Exercise brief: Gather all lines in the entries below that include the word "text".

Source data:

^^^^^^^^^^^^^^^^

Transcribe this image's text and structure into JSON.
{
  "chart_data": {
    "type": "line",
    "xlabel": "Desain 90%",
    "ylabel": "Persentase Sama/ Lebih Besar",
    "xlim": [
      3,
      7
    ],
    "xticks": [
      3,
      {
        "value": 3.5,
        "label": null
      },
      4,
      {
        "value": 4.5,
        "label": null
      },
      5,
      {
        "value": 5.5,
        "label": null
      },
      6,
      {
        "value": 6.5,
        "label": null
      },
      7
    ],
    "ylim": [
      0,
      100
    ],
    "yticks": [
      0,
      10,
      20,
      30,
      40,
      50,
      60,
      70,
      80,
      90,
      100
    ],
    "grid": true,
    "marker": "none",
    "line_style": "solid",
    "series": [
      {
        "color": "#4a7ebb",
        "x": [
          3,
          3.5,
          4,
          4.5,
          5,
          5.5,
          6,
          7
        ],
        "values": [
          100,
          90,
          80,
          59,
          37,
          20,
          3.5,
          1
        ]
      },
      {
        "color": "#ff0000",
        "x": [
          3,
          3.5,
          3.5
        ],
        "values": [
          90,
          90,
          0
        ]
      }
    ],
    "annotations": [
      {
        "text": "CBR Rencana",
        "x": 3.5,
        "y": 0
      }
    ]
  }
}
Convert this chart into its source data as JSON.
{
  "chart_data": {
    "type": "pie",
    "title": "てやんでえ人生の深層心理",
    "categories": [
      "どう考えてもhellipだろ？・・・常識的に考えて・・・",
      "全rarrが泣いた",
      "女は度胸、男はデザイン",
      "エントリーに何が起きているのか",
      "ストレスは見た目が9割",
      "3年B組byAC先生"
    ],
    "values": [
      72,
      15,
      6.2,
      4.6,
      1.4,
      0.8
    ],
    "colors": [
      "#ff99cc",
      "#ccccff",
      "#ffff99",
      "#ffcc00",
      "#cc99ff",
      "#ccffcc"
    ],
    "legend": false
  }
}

^^^^^^^^^^^^^^^^

Response:
Transcribe this image's text and structure into JSON.
        "text": "CBR Rencana",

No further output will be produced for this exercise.